El fútbol, como cualquier otra actividad que construye identificaciones sociales, no es ajeno a la sociedad donde se desarrolla. Es decir, no simplemente es un espectáculo de masas sino que todo lo que le rodea se imbrica con la propia dinámica de la sociedad en la que el fútbol se practica. Por tal motivo, pensar en la violencia futbolística como un hecho aislado es tanto como afirmar que ese espectáculo deportivo debe ser leído y explicado como un fenómeno incomunicado de los seres humanos y la sociedad que lo albergan.
Muchas explicaciones facilonas ubican a ciertas disciplinas deportivas, con gran número de espectadores, como una posibilidad de desahogo de frustraciones y violencias soterradas en la psique de los individuos. Por muy cómodo que resulte identificarse con este tipo de explicaciones también es sencillo ponerlas en cuarentena, puesto que la existencia de esas justas deportivas eliminaría cualquier expresión violenta en la sociedad. México, en ese sentido, está muy lejos de alejarse de expresiones violentas cotidianas.
No cabe duda que el propio deporte, desde sus orígenes, está relacionado con manifestaciones de masculinidad, de hombría, siempre rodeadas de violencia desde que la humanidad tiene conciencia de ella. El fútbol, en sí mismo, es un enfrentamiento entre rivales, entre contrincantes, que dirimen, a través de específicas reglas, combates por el objetivo principal: la victoria del superior sobre el inferior, aunque la reproducción continuada de esas confrontaciones otorgue la posibilidad de alcanzar la victoria en algún momento. Una competencia ritualizada y sin fin.
¿Acaso no es la competencia feroz la lógica de la sociedad en la que vivimos, aquella que exige a los ciudadanos obtener sus metas ya sea con violencia física o simbólica? Una sociedad en la que solo gana o asciende socialmente quien resulta más fuerte, más poderoso, como suele expresarse en los campos de fútbol, no puede pensar que espectáculos de masas son ajenos a lógicas triunfadoras a cualquier precio.
Como casi siempre, y ha sucedido en otros países, la culpa recaerá en las masas de jóvenes desclasados o de quienes se ubican en el escalón más bajo de la pirámide social. Es lo más común y la manida explicación para otorgar la culpa a los más indefensos de la sociedad. Tal vez es buen momento para recordar que el país lleva años hundido en una violencia estructural y que, de forma reiterada, tal violencia se populariza en canciones o series televisivas; un modelo de acción y de triunfo repetido hasta la saciedad, aunque el éxito sea tan efímero como en el fútbol.
Las victorias en el balompié, como parecen serlo en la vida cotidiana, son pasajeras, pero lo que siempre está presente son los obstáculos y los rivales que confrontar. La cuestión principal consiste en saber qué mecanismos tenemos para hacer frente cotidianamente a esas circunstancias y, al parecer, dichos mecanismos cada son más escasos o solo apuntan hacia una modalidad: la violencia.

**Qué hacer:**
Del texto sobre la violencia en el fútbol, copia al pie de la letra todo lo que va desde "Muchas explicaciones facilonas" hasta "expresiones violentas cotidianas.", incluidos ambos extremos.

**Extractos de datos:**

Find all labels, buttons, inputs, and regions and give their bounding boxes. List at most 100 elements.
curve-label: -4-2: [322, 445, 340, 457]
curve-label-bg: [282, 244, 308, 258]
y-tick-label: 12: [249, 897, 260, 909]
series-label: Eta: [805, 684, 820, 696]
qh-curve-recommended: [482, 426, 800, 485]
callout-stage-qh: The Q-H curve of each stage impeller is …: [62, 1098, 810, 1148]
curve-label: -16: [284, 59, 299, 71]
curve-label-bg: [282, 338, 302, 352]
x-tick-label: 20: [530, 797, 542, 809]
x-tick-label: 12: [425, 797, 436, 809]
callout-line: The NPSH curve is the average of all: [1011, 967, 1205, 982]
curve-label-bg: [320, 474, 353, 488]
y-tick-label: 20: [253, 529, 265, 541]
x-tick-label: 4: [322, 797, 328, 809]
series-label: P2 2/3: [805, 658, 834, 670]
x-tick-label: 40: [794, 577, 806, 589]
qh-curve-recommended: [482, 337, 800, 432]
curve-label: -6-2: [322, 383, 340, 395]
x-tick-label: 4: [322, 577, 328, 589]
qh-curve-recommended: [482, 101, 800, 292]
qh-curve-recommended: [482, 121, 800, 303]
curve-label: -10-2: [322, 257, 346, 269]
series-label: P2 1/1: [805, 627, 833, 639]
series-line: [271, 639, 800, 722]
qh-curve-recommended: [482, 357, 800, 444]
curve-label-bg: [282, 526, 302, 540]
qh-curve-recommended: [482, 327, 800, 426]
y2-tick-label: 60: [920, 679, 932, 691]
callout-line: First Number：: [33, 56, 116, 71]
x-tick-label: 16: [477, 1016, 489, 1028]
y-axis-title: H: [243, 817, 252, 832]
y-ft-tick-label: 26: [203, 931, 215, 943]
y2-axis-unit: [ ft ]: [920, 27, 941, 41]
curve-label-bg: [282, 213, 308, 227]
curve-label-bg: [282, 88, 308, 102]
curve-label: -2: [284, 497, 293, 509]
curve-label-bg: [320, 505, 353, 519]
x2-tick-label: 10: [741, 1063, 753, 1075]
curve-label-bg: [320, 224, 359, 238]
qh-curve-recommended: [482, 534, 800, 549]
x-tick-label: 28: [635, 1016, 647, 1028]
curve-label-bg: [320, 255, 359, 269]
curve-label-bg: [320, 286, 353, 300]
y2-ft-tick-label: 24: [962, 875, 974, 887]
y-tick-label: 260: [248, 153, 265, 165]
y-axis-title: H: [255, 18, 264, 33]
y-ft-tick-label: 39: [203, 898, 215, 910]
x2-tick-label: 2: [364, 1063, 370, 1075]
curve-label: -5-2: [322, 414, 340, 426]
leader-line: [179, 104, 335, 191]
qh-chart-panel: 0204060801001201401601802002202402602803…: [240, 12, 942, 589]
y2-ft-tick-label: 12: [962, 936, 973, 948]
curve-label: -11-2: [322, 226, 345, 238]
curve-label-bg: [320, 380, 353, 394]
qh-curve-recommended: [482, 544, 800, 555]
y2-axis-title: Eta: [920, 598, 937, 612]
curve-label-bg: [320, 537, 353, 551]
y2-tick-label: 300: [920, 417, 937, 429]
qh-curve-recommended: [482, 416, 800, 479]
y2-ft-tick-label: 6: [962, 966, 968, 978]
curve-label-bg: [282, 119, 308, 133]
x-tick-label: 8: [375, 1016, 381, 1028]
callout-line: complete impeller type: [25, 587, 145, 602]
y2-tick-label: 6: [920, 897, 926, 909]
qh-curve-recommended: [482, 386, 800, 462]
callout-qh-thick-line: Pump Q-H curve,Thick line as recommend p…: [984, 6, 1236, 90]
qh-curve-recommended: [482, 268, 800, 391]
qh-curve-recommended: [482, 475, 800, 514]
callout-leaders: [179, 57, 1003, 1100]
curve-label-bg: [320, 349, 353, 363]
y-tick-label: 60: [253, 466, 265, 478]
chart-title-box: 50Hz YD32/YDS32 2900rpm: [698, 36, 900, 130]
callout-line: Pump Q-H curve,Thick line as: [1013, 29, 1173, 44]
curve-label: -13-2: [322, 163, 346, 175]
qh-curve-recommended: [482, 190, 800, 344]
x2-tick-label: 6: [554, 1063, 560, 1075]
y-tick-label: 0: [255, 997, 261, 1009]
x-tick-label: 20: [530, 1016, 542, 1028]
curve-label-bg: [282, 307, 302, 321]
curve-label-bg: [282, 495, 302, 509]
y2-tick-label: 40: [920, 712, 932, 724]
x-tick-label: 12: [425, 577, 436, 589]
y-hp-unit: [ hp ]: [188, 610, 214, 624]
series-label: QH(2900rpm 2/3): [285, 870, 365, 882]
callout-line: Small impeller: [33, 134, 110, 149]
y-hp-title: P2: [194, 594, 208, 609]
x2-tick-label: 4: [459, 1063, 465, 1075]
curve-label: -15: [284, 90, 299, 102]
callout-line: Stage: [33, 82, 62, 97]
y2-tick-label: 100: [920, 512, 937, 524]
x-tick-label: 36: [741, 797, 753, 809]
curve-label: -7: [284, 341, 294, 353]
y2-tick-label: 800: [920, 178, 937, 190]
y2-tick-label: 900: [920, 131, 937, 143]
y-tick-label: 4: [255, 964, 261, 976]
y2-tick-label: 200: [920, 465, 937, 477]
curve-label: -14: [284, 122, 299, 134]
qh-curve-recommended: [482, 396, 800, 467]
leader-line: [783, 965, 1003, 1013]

**Respuesta escrita:**
Muchas explicaciones facilonas ubican a ciertas disciplinas deportivas, con gran número de espectadores, como una posibilidad de desahogo de frustraciones y violencias soterradas en la psique de los individuos. Por muy cómodo que resulte identificarse con este tipo de explicaciones también es sencillo ponerlas en cuarentena, puesto que la existencia de esas justas deportivas eliminaría cualquier expresión violenta en la sociedad. México, en ese sentido, está muy lejos de alejarse de expresiones violentas cotidianas.